## YOUR TASK
Quote every line below exactly as it reads.

[Figure content listings]
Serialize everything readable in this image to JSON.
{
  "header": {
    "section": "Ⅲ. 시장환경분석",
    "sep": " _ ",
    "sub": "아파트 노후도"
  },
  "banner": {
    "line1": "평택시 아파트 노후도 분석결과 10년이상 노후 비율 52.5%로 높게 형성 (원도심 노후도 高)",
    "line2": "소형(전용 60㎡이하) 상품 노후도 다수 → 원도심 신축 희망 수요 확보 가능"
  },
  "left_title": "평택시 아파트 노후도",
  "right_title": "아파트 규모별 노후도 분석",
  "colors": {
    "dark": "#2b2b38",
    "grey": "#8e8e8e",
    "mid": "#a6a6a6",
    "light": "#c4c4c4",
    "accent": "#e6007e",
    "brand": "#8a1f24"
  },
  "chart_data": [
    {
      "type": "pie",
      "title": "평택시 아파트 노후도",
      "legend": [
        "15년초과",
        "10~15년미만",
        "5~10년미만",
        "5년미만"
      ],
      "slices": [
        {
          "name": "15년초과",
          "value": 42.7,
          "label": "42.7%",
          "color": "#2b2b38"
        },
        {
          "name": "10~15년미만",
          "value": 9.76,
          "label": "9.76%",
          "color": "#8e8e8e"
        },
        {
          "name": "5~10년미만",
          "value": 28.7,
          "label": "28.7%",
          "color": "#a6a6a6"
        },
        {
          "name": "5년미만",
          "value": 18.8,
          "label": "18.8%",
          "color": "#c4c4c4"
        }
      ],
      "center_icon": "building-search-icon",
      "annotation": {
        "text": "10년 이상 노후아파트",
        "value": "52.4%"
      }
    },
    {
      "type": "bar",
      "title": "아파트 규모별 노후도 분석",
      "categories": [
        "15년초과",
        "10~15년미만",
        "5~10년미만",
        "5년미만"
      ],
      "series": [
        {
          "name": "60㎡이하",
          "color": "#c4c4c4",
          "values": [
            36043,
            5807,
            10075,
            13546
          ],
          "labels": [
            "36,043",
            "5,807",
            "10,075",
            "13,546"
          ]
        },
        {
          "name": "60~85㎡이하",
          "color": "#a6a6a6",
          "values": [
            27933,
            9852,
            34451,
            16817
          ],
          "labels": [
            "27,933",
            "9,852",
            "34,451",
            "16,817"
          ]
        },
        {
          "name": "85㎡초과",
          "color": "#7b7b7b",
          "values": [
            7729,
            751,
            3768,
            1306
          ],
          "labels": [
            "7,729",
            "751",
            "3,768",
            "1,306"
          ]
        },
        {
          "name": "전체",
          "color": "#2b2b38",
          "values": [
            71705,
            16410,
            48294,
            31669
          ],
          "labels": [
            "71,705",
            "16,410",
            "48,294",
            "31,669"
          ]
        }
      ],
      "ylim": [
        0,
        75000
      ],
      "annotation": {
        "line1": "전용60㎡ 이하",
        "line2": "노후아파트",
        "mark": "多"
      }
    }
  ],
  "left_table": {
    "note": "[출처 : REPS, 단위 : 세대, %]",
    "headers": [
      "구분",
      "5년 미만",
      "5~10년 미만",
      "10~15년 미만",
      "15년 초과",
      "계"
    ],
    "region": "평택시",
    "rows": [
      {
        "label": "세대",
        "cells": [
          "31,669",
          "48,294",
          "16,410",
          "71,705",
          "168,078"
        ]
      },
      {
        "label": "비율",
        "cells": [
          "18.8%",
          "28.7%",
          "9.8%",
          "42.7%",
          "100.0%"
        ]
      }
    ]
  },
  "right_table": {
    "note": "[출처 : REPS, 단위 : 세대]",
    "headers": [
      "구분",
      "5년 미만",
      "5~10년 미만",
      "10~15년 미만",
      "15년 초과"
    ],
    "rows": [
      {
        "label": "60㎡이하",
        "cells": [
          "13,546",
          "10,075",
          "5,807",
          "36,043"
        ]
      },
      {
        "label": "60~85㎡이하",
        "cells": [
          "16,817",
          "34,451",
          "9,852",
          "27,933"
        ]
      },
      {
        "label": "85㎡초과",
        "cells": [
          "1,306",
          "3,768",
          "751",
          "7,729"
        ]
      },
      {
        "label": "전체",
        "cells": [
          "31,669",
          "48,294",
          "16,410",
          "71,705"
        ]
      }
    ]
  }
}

## SOLUTION TO THIS TASK
Serialize everything readable in this image to JSON.
{
  "header": {
    "section": "Ⅲ. 시장환경분석",
    "sep": " _ ",
    "sub": "아파트 노후도"
  },
  "banner": {
    "line1": "평택시 아파트 노후도 분석결과 10년이상 노후 비율 52.5%로 높게 형성 (원도심 노후도 高)",
    "line2": "소형(전용 60㎡이하) 상품 노후도 다수 → 원도심 신축 희망 수요 확보 가능"
  },
  "left_title": "평택시 아파트 노후도",
  "right_title": "아파트 규모별 노후도 분석",
  "colors": {
    "dark": "#2b2b38",
    "grey": "#8e8e8e",
    "mid": "#a6a6a6",
    "light": "#c4c4c4",
    "accent": "#e6007e",
    "brand": "#8a1f24"
  },
  "chart_data": [
    {
      "type": "pie",
      "title": "평택시 아파트 노후도",
      "legend": [
        "15년초과",
        "10~15년미만",
        "5~10년미만",
        "5년미만"
      ],
      "slices": [
        {
          "name": "15년초과",
          "value": 42.7,
          "label": "42.7%",
          "color": "#2b2b38"
        },
        {
          "name": "10~15년미만",
          "value": 9.76,
          "label": "9.76%",
          "color": "#8e8e8e"
        },
        {
          "name": "5~10년미만",
          "value": 28.7,
          "label": "28.7%",
          "color": "#a6a6a6"
        },
        {
          "name": "5년미만",
          "value": 18.8,
          "label": "18.8%",
          "color": "#c4c4c4"
        }
      ],
      "center_icon": "building-search-icon",
      "annotation": {
        "text": "10년 이상 노후아파트",
        "value": "52.4%"
      }
    },
    {
      "type": "bar",
      "title": "아파트 규모별 노후도 분석",
      "categories": [
        "15년초과",
        "10~15년미만",
        "5~10년미만",
        "5년미만"
      ],
      "series": [
        {
          "name": "60㎡이하",
          "color": "#c4c4c4",
          "values": [
            36043,
            5807,
            10075,
            13546
          ],
          "labels": [
            "36,043",
            "5,807",
            "10,075",
            "13,546"
          ]
        },
        {
          "name": "60~85㎡이하",
          "color": "#a6a6a6",
          "values": [
            27933,
            9852,
            34451,
            16817
          ],
          "labels": [
            "27,933",
            "9,852",
            "34,451",
            "16,817"
          ]
        },
        {
          "name": "85㎡초과",
          "color": "#7b7b7b",
          "values": [
            7729,
            751,
            3768,
            1306
          ],
          "labels": [
            "7,729",
            "751",
            "3,768",
            "1,306"
          ]
        },
        {
          "name": "전체",
          "color": "#2b2b38",
          "values": [
            71705,
            16410,
            48294,
            31669
          ],
          "labels": [
            "71,705",
            "16,410",
            "48,294",
            "31,669"
          ]
        }
      ],
      "ylim": [
        0,
        75000
      ],
      "annotation": {
        "line1": "전용60㎡ 이하",
        "line2": "노후아파트",
        "mark": "多"
      }
    }
  ],
  "left_table": {
    "note": "[출처 : REPS, 단위 : 세대, %]",
    "headers": [
      "구분",
      "5년 미만",
      "5~10년 미만",
      "10~15년 미만",
      "15년 초과",
      "계"
    ],
    "region": "평택시",
    "rows": [
      {
        "label": "세대",
        "cells": [
          "31,669",
          "48,294",
          "16,410",
          "71,705",
          "168,078"
        ]
      },
      {
        "label": "비율",
        "cells": [
          "18.8%",
          "28.7%",
          "9.8%",
          "42.7%",
          "100.0%"
        ]
      }
    ]
  },
  "right_table": {
    "note": "[출처 : REPS, 단위 : 세대]",
    "headers": [
      "구분",
      "5년 미만",
      "5~10년 미만",
      "10~15년 미만",
      "15년 초과"
    ],
    "rows": [
      {
        "label": "60㎡이하",
        "cells": [
          "13,546",
          "10,075",
          "5,807",
          "36,043"
        ]
      },
      {
        "label": "60~85㎡이하",
        "cells": [
          "16,817",
          "34,451",
          "9,852",
          "27,933"
        ]
      },
      {
        "label": "85㎡초과",
        "cells": [
          "1,306",
          "3,768",
          "751",
          "7,729"
        ]
      },
      {
        "label": "전체",
        "cells": [
          "31,669",
          "48,294",
          "16,410",
          "71,705"
        ]
      }
    ]
  }
}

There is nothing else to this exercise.